→ DATA EXTRACT:
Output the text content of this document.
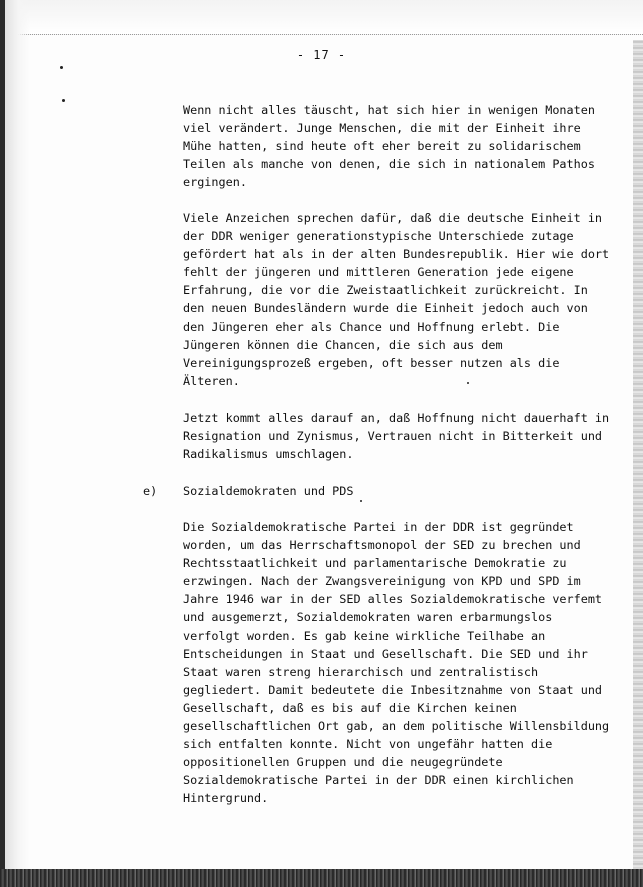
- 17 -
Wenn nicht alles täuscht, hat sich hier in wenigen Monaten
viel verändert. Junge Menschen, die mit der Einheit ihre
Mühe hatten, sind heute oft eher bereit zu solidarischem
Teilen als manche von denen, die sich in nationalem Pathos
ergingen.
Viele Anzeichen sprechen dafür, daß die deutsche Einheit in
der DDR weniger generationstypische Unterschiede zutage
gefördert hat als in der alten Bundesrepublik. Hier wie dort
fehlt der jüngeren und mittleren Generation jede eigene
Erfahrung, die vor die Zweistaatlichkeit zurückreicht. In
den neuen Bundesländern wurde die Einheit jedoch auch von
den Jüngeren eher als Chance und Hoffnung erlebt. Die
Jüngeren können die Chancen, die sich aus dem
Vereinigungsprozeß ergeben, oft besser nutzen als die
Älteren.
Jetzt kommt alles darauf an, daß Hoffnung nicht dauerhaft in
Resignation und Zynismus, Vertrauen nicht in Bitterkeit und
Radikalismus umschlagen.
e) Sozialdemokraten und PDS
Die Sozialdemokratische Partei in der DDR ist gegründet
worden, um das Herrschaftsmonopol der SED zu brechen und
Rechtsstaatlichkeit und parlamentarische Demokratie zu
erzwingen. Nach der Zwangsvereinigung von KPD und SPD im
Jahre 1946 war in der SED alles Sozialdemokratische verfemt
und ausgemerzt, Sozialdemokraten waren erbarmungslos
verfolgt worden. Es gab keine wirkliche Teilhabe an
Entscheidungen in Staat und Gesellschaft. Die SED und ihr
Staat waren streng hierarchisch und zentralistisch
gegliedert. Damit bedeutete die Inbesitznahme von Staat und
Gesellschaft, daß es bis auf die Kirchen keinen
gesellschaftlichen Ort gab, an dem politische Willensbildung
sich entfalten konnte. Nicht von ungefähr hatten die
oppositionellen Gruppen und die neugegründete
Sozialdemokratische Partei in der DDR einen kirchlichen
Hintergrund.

...

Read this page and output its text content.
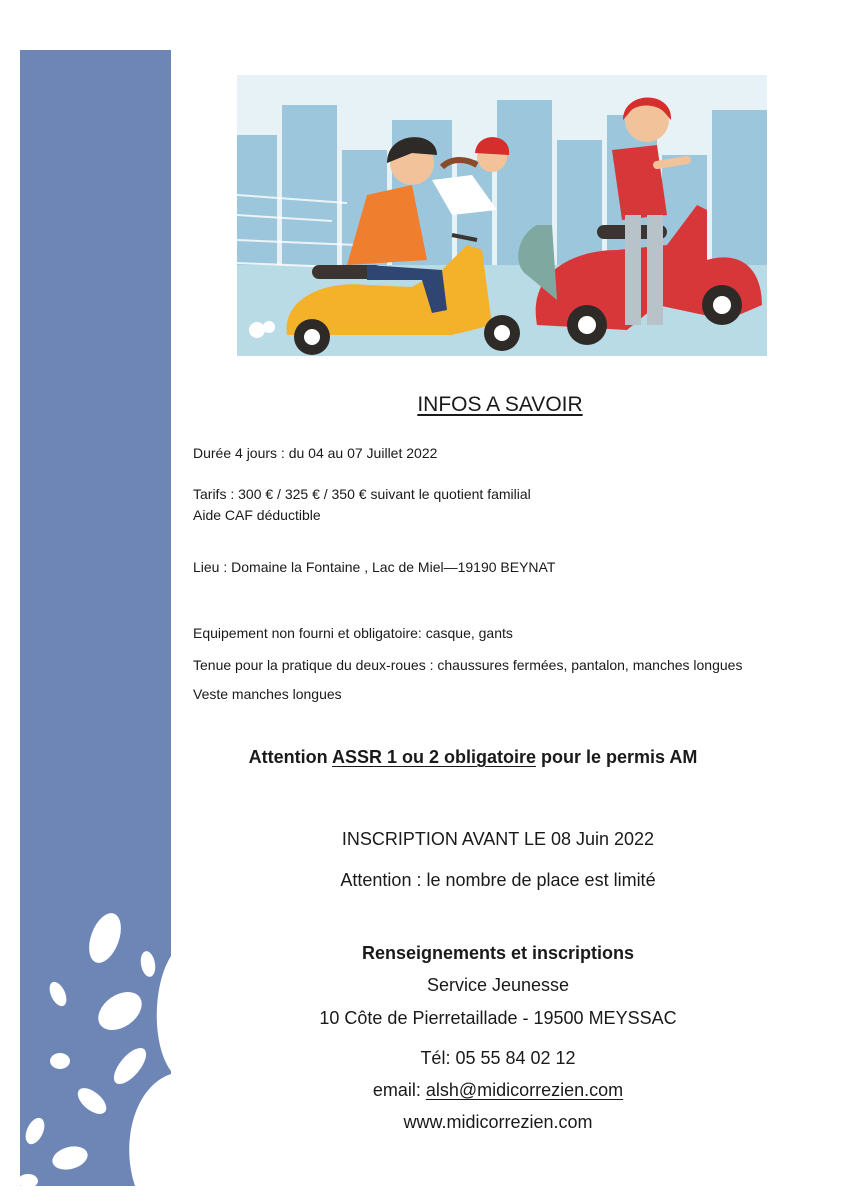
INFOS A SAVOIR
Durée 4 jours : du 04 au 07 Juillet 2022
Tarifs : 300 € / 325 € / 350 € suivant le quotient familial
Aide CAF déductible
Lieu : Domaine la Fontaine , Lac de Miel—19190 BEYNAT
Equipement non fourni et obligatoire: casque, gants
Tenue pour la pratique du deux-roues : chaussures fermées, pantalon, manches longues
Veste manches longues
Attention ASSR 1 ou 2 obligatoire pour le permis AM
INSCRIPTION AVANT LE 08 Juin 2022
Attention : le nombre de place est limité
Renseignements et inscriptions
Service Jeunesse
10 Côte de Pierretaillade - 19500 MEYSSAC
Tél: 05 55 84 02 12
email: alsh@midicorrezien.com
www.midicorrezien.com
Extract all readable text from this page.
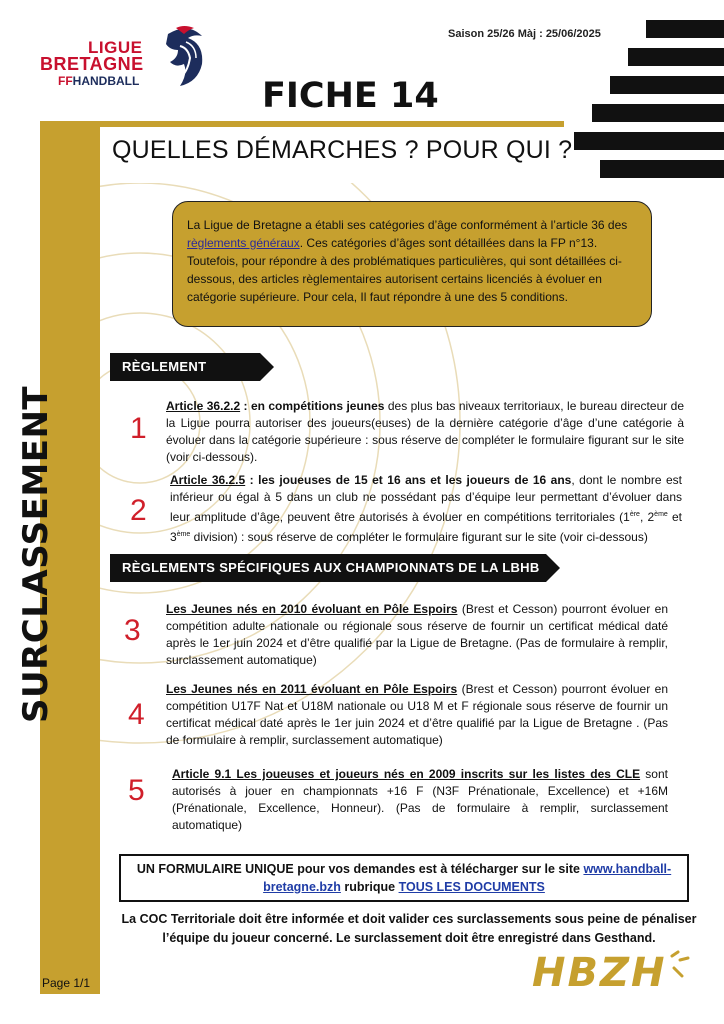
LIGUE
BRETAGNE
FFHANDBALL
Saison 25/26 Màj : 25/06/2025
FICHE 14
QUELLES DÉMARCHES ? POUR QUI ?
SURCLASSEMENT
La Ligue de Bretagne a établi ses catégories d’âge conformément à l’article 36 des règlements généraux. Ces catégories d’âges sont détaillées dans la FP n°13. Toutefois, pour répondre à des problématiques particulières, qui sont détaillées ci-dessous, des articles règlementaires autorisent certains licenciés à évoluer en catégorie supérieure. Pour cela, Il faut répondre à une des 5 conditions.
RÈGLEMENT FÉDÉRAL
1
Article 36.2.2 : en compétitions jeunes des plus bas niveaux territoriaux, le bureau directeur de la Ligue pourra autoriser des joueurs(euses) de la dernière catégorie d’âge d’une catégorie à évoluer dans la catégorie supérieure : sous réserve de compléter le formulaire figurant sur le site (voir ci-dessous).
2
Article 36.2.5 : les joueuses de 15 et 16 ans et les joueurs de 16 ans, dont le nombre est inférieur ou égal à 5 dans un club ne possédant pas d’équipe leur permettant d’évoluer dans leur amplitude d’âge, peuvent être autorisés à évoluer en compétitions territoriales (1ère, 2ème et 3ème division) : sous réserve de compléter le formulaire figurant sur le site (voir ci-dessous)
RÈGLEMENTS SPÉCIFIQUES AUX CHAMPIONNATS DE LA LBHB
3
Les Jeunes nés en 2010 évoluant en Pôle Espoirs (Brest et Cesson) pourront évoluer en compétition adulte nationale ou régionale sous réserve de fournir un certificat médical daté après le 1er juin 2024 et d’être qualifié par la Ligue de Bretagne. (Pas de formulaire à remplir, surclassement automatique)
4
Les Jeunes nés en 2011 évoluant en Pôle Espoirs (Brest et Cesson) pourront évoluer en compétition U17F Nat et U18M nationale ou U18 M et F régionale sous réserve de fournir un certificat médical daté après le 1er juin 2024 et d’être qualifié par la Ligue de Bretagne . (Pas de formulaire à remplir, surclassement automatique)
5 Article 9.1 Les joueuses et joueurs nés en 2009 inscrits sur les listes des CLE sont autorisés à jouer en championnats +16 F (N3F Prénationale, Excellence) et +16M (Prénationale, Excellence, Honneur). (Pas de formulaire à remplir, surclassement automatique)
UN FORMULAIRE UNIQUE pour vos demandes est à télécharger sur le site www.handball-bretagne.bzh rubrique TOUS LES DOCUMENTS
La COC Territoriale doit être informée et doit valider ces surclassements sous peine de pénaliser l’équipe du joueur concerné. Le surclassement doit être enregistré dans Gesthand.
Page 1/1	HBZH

==

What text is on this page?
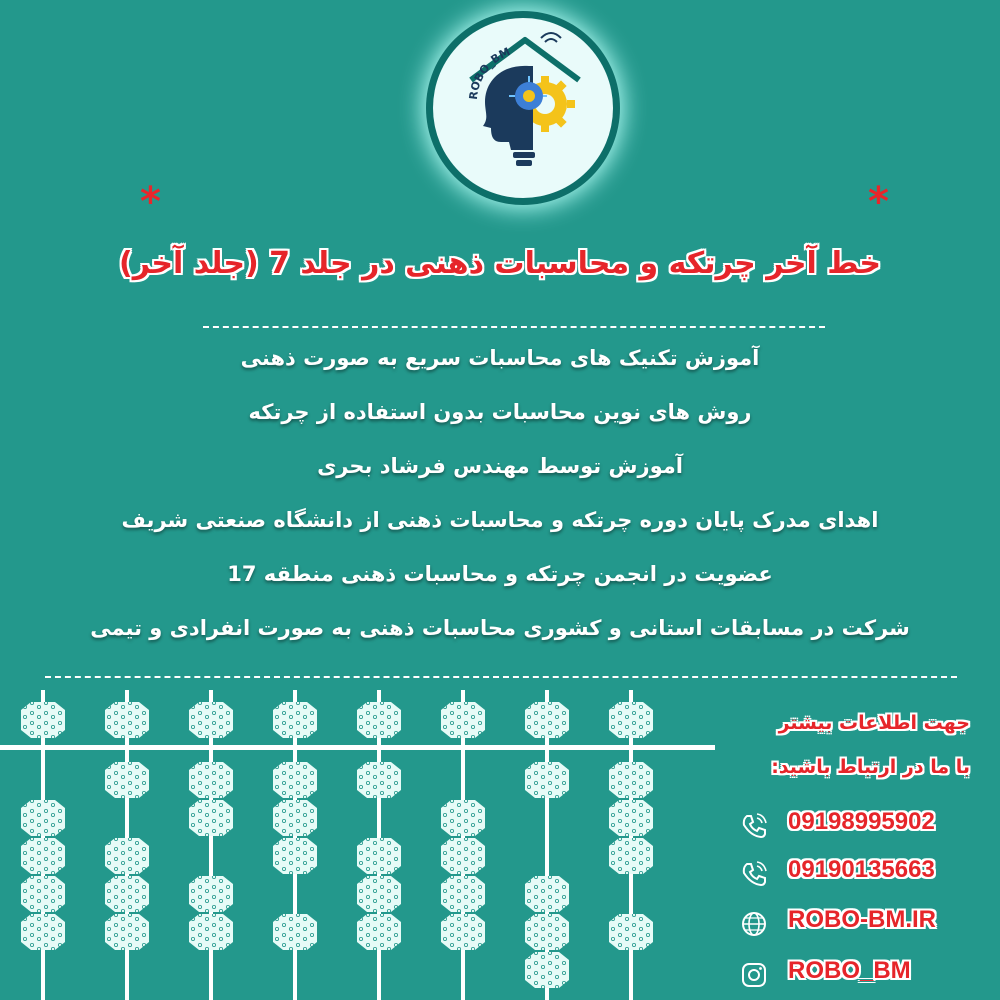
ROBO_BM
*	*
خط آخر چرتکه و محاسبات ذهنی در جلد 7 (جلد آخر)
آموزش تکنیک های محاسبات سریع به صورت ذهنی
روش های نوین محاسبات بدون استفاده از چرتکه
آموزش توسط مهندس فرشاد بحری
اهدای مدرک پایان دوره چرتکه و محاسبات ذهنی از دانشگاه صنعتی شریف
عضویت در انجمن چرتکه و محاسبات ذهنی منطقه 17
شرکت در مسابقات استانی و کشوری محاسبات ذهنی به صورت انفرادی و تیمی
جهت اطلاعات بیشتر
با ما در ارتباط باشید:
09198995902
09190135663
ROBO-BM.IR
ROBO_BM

→ TO BE DONE:
Look through the entries and find each line that has the string "content". Copy those lines.

→ PROBLEM SOLUTION:
Output the text content of this document.
Read this page and output its text content.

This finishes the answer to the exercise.